Collection entries:
--*--

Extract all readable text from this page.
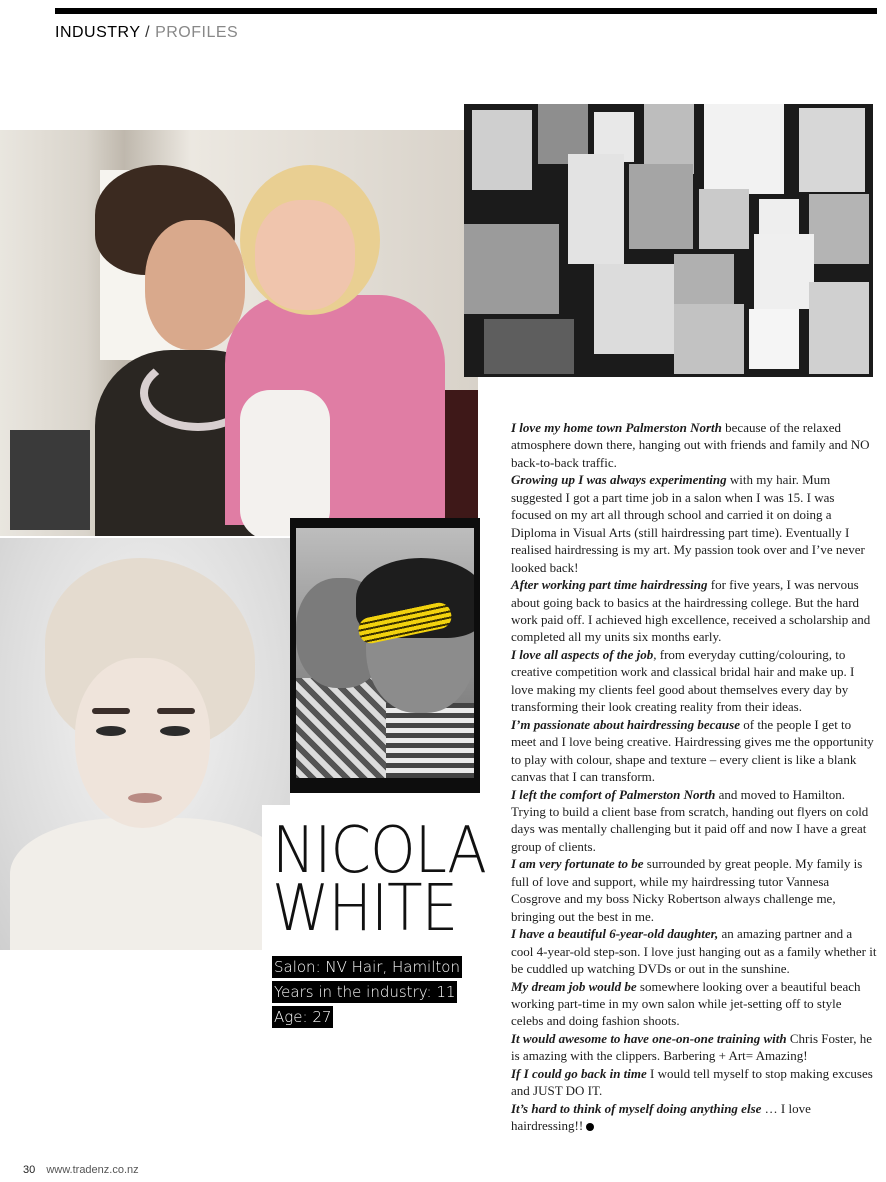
INDUSTRY / PROFILES
NICOLA
WHITE
Salon: NV Hair, Hamilton
Years in the industry: 11
Age: 27

I love my home town Palmerston North because of the relaxed atmosphere down there, hanging out with friends and family and NO back-to-back traffic.

Growing up I was always experimenting with my hair. Mum suggested I got a part time job in a salon when I was 15. I was focused on my art all through school and carried it on doing a Diploma in Visual Arts (still hairdressing part time). Eventually I realised hairdressing is my art. My passion took over and I’ve never looked back!

After working part time hairdressing for five years, I was nervous about going back to basics at the hairdressing college. But the hard work paid off. I achieved high excellence, received a scholarship and completed all my units six months early.

I love all aspects of the job, from everyday cutting/colouring, to creative competition work and classical bridal hair and make up. I love making my clients feel good about themselves every day by transforming their look creating reality from their ideas.

I’m passionate about hairdressing because of the people I get to meet and I love being creative. Hairdressing gives me the opportunity to play with colour, shape and texture – every client is like a blank canvas that I can transform.

I left the comfort of Palmerston North and moved to Hamilton. Trying to build a client base from scratch, handing out flyers on cold days was mentally challenging but it paid off and now I have a great group of clients.

I am very fortunate to be surrounded by great people. My family is full of love and support, while my hairdressing tutor Vannesa Cosgrove and my boss Nicky Robertson always challenge me, bringing out the best in me.

I have a beautiful 6-year-old daughter, an amazing partner and a cool 4-year-old step-son. I love just hanging out as a family whether it be cuddled up watching DVDs or out in the sunshine.

My dream job would be somewhere looking over a beautiful beach working part-time in my own salon while jet-setting off to style celebs and doing fashion shoots.

It would awesome to have one-on-one training with Chris Foster, he is amazing with the clippers. Barbering + Art= Amazing!

If I could go back in time I would tell myself to stop making excuses and JUST DO IT.

It’s hard to think of myself doing anything else … I love hairdressing!!

30 www.tradenz.co.nz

--*--

Problem —
Give every record again exactly, apart from the pictures, which stay out.

Solved exercise —
Extract all readable text from this page.
INDUSTRY / PROFILES
NICOLA
WHITE
Salon: NV Hair, Hamilton
Years in the industry: 11
Age: 27

I love my home town Palmerston North because of the relaxed atmosphere down there, hanging out with friends and family and NO back-to-back traffic.

Growing up I was always experimenting with my hair. Mum suggested I got a part time job in a salon when I was 15. I was focused on my art all through school and carried it on doing a Diploma in Visual Arts (still hairdressing part time). Eventually I realised hairdressing is my art. My passion took over and I’ve never looked back!

After working part time hairdressing for five years, I was nervous about going back to basics at the hairdressing college. But the hard work paid off. I achieved high excellence, received a scholarship and completed all my units six months early.

I love all aspects of the job, from everyday cutting/colouring, to creative competition work and classical bridal hair and make up. I love making my clients feel good about themselves every day by transforming their look creating reality from their ideas.

I’m passionate about hairdressing because of the people I get to meet and I love being creative. Hairdressing gives me the opportunity to play with colour, shape and texture – every client is like a blank canvas that I can transform.

I left the comfort of Palmerston North and moved to Hamilton. Trying to build a client base from scratch, handing out flyers on cold days was mentally challenging but it paid off and now I have a great group of clients.

I am very fortunate to be surrounded by great people. My family is full of love and support, while my hairdressing tutor Vannesa Cosgrove and my boss Nicky Robertson always challenge me, bringing out the best in me.

I have a beautiful 6-year-old daughter, an amazing partner and a cool 4-year-old step-son. I love just hanging out as a family whether it be cuddled up watching DVDs or out in the sunshine.

My dream job would be somewhere looking over a beautiful beach working part-time in my own salon while jet-setting off to style celebs and doing fashion shoots.

It would awesome to have one-on-one training with Chris Foster, he is amazing with the clippers. Barbering + Art= Amazing!

If I could go back in time I would tell myself to stop making excuses and JUST DO IT.

It’s hard to think of myself doing anything else … I love hairdressing!!

30 www.tradenz.co.nz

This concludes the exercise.